[Layout dataset entries]
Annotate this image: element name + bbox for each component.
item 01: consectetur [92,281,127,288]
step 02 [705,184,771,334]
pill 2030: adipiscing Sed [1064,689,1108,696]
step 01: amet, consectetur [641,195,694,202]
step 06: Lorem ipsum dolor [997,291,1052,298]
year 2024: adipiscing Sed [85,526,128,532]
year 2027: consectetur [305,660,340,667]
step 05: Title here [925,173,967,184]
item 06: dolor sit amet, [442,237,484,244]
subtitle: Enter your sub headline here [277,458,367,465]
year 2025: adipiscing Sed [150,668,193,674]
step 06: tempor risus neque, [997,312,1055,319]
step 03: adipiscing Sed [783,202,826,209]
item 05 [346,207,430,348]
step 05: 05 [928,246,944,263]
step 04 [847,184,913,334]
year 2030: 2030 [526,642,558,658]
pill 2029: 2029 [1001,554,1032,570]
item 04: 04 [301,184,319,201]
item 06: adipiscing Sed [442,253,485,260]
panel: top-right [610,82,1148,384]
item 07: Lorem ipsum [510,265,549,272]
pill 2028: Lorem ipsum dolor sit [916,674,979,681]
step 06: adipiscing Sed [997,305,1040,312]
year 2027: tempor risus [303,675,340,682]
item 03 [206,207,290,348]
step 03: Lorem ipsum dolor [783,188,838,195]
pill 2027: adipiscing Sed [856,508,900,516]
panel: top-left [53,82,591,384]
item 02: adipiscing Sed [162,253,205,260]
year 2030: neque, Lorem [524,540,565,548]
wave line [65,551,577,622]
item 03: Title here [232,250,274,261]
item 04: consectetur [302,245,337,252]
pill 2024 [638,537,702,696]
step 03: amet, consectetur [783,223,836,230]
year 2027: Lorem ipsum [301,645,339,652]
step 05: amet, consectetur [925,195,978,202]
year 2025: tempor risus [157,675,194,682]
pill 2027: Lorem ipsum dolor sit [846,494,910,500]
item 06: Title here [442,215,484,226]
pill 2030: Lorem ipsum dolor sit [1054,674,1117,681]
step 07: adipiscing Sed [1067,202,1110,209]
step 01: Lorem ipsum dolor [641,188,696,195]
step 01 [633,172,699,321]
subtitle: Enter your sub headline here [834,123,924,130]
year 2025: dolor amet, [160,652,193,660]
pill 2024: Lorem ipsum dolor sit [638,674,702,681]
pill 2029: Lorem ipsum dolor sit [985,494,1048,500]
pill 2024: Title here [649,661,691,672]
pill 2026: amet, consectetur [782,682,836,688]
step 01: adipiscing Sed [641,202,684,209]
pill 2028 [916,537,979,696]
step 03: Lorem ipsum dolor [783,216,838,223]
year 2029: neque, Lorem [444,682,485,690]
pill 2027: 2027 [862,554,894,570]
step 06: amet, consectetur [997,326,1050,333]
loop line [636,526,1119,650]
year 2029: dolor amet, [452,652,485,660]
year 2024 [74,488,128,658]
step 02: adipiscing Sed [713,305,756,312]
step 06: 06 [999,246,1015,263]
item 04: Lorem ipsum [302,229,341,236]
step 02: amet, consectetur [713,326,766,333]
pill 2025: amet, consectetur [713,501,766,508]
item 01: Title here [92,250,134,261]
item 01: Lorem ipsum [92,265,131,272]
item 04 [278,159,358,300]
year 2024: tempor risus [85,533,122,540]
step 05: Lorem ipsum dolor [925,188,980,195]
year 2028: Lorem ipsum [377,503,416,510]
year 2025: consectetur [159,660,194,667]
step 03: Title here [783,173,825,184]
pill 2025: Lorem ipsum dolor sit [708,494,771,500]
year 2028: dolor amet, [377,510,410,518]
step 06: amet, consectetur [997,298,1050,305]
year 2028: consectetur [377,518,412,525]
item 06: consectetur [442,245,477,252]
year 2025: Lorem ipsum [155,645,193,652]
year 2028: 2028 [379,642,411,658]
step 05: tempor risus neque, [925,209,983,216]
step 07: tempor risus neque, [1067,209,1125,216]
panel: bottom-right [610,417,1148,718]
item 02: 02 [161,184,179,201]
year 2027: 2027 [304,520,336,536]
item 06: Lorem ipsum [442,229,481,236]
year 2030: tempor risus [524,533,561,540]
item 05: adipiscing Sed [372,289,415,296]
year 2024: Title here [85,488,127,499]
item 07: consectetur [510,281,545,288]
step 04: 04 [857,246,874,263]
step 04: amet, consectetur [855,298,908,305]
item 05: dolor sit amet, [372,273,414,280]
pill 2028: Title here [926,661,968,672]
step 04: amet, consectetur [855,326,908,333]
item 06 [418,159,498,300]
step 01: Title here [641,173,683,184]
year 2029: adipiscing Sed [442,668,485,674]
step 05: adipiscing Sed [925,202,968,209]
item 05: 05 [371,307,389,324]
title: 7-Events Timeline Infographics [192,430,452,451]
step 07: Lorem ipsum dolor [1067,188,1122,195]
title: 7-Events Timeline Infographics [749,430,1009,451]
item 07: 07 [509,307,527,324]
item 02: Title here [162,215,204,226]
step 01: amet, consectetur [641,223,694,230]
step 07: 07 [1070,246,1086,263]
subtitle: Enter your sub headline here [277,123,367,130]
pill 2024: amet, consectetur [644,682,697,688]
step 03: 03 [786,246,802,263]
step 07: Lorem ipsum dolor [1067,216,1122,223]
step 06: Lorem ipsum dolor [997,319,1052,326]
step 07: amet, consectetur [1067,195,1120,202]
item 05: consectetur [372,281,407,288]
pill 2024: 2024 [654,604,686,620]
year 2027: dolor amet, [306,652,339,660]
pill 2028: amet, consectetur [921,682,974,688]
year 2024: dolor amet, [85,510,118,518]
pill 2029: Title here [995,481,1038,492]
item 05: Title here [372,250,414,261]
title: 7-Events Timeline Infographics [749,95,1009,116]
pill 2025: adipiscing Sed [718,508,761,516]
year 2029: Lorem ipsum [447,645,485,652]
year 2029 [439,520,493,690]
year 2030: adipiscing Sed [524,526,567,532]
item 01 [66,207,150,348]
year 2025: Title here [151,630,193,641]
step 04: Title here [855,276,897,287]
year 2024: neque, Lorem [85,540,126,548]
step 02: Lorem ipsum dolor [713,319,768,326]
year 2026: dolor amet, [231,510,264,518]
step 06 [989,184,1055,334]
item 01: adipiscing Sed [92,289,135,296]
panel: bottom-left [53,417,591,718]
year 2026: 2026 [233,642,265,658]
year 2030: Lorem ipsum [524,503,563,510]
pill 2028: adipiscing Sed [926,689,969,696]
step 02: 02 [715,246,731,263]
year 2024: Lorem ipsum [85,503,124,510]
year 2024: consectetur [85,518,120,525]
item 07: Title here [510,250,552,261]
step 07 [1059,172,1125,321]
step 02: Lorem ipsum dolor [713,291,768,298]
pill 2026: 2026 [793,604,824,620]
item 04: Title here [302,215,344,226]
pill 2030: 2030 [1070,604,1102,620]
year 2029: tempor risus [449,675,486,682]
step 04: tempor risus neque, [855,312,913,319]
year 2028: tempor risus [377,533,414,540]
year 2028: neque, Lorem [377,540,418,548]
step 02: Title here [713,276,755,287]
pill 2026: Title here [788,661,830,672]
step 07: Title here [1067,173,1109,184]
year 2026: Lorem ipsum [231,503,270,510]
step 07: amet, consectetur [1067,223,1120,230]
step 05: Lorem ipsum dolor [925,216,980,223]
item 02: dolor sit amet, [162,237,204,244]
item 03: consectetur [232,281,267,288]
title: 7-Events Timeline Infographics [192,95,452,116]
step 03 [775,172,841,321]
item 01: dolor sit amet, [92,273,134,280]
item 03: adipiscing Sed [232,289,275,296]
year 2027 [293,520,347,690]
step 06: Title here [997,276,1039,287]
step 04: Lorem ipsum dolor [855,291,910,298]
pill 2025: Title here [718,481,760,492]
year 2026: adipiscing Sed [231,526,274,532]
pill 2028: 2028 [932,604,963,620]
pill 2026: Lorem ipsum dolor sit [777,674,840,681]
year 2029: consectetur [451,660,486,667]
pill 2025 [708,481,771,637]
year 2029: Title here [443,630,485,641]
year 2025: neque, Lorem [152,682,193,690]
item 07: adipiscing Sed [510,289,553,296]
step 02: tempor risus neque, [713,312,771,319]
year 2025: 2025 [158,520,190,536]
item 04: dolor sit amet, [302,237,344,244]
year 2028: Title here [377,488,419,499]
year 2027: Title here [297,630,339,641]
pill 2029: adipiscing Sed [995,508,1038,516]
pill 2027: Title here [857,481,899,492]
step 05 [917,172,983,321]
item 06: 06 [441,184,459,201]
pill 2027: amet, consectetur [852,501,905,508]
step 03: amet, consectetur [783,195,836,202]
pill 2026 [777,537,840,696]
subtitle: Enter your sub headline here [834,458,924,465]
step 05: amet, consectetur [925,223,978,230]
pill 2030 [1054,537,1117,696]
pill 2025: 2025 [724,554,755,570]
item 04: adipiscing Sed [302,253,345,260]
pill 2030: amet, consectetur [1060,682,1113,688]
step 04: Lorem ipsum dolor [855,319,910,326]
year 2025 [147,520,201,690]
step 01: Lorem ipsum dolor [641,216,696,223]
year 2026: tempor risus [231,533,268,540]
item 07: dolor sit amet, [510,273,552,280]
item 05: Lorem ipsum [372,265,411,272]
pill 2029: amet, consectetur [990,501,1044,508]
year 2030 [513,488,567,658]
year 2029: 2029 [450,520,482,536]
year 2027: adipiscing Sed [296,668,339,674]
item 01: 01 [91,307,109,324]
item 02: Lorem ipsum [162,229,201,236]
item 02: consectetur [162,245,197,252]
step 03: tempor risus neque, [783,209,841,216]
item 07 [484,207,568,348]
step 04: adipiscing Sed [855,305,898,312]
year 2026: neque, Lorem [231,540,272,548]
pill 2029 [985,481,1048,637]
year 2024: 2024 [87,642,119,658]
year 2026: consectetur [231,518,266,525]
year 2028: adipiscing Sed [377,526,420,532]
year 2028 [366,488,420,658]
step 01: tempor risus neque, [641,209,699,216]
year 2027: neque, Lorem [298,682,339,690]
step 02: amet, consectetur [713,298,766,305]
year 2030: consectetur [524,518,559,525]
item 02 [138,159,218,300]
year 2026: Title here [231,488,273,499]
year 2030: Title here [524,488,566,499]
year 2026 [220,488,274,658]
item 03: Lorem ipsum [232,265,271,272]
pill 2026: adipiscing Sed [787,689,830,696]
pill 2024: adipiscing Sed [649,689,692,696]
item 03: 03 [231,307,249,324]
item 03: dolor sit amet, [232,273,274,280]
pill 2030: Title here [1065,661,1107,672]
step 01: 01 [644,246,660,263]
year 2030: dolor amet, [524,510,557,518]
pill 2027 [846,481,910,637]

■ WHAT YOU WILL DO ■
Return, with no changes, every line of the items from the first one up to and including the line containing "step 06: adipiscing Sed [997,305,1040,312]".

■ WRITTEN RESPONSE ■
Annotate this image: element name + bbox for each component.
item 01: consectetur [92,281,127,288]
step 02 [705,184,771,334]
pill 2030: adipiscing Sed [1064,689,1108,696]
step 01: amet, consectetur [641,195,694,202]
step 06: Lorem ipsum dolor [997,291,1052,298]
year 2024: adipiscing Sed [85,526,128,532]
year 2027: consectetur [305,660,340,667]
step 05: Title here [925,173,967,184]
item 06: dolor sit amet, [442,237,484,244]
subtitle: Enter your sub headline here [277,458,367,465]
year 2025: adipiscing Sed [150,668,193,674]
step 06: tempor risus neque, [997,312,1055,319]
step 03: adipiscing Sed [783,202,826,209]
item 05 [346,207,430,348]
step 05: 05 [928,246,944,263]
step 04 [847,184,913,334]
year 2030: 2030 [526,642,558,658]
pill 2029: 2029 [1001,554,1032,570]
item 04: 04 [301,184,319,201]
item 06: adipiscing Sed [442,253,485,260]
panel: top-right [610,82,1148,384]
item 07: Lorem ipsum [510,265,549,272]
pill 2028: Lorem ipsum dolor sit [916,674,979,681]
step 06: adipiscing Sed [997,305,1040,312]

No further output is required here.